● **TASK OBJECTIVE**
Find every line in the items below that contains the word "enclosure" and copy each of those lines.

● **ENTRIES SUPPLIED**
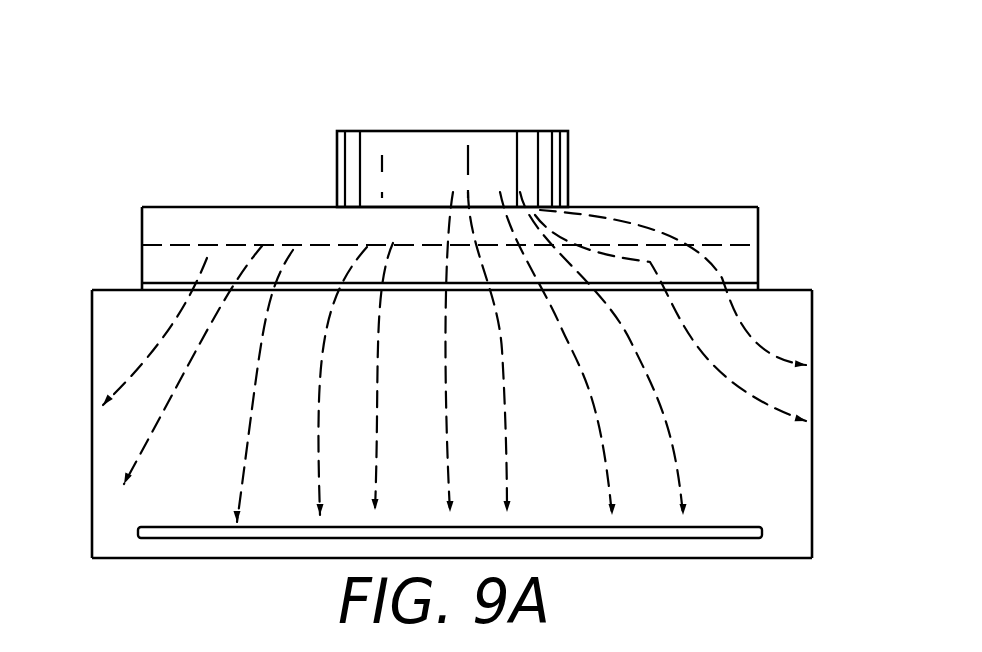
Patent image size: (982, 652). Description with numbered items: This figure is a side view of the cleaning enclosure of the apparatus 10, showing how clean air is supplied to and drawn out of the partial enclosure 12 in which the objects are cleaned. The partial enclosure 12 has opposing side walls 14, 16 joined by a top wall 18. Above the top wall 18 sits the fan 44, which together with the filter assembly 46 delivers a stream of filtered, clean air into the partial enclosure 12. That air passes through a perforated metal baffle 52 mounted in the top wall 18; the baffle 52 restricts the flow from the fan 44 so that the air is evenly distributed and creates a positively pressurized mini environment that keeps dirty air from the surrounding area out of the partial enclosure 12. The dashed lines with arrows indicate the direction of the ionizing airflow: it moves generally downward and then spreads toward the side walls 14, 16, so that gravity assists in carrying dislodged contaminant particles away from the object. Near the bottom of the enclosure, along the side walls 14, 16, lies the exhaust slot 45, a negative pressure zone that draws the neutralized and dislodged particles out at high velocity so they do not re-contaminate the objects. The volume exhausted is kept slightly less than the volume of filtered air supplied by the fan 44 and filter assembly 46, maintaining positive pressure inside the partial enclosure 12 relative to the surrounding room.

The apparatus 10 is at (303, 134).
The partial enclosure 12 is at (777, 277).
The side wall 14 is at (92, 373).
The side wall 16 is at (812, 345).
The top wall 18 is at (204, 292).
The fan 44 is at (568, 160).
The exhaust slot 45 is at (740, 527).
The filter assembly 46 is at (213, 206).
The perforated metal baffle 52 is at (165, 285).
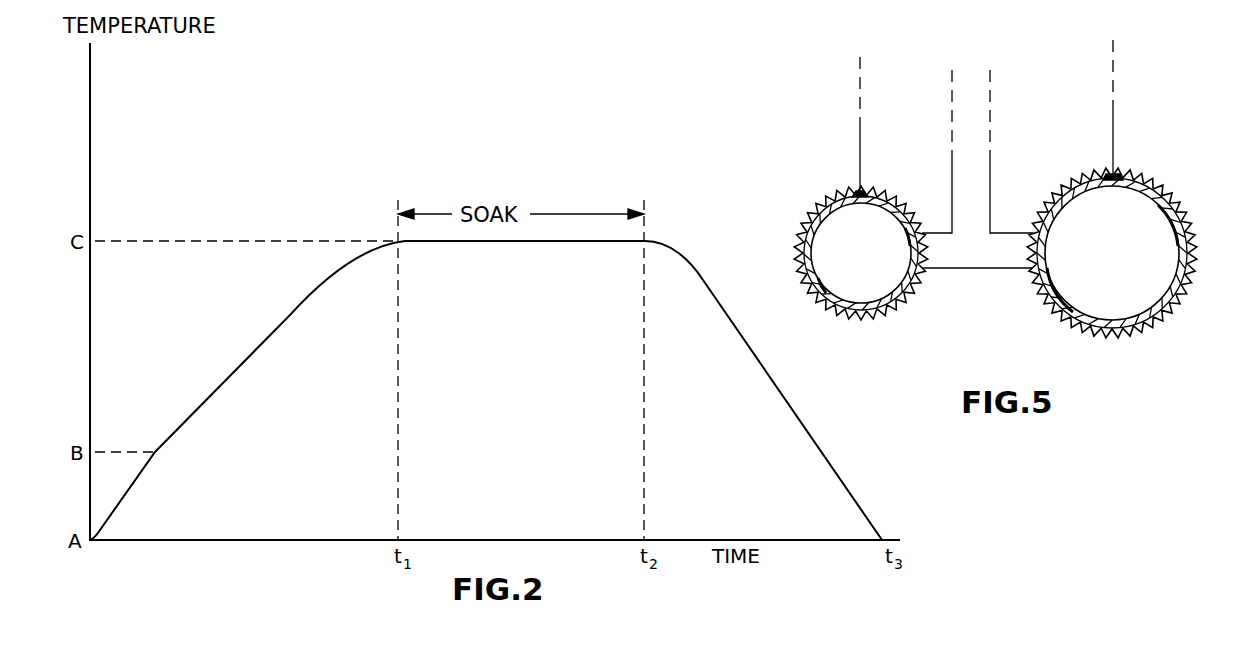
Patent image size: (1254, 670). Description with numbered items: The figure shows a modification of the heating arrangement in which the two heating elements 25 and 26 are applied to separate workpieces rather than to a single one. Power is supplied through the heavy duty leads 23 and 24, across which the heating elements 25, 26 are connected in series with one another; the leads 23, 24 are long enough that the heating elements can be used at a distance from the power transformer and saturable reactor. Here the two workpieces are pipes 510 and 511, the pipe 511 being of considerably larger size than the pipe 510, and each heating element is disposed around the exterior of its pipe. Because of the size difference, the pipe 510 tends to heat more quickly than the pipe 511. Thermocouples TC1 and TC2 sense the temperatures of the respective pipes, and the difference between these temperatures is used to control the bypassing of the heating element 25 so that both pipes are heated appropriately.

The heavy duty lead 23 is at (952, 178).
The heavy duty lead 24 is at (991, 172).
The heating element 25 is at (822, 200).
The heating element 26 is at (1172, 195).
The pipe 510 is at (828, 300).
The pipe 511 is at (1078, 318).
The thermocouple TC1 is at (866, 194).
The thermocouple TC2 is at (1118, 176).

● **ANSWER BELOW**
Patent image size: (982, 652). Description with numbered items: This figure is a side view of the cleaning enclosure of the apparatus 10, showing how clean air is supplied to and drawn out of the partial enclosure 12 in which the objects are cleaned. The partial enclosure 12 has opposing side walls 14, 16 joined by a top wall 18. Above the top wall 18 sits the fan 44, which together with the filter assembly 46 delivers a stream of filtered, clean air into the partial enclosure 12. That air passes through a perforated metal baffle 52 mounted in the top wall 18; the baffle 52 restricts the flow from the fan 44 so that the air is evenly distributed and creates a positively pressurized mini environment that keeps dirty air from the surrounding area out of the partial enclosure 12. The dashed lines with arrows indicate the direction of the ionizing airflow: it moves generally downward and then spreads toward the side walls 14, 16, so that gravity assists in carrying dislodged contaminant particles away from the object. Near the bottom of the enclosure, along the side walls 14, 16, lies the exhaust slot 45, a negative pressure zone that draws the neutralized and dislodged particles out at high velocity so they do not re-contaminate the objects. The volume exhausted is kept slightly less than the volume of filtered air supplied by the fan 44 and filter assembly 46, maintaining positive pressure inside the partial enclosure 12 relative to the surrounding room.
The partial enclosure 12 is at (777, 277).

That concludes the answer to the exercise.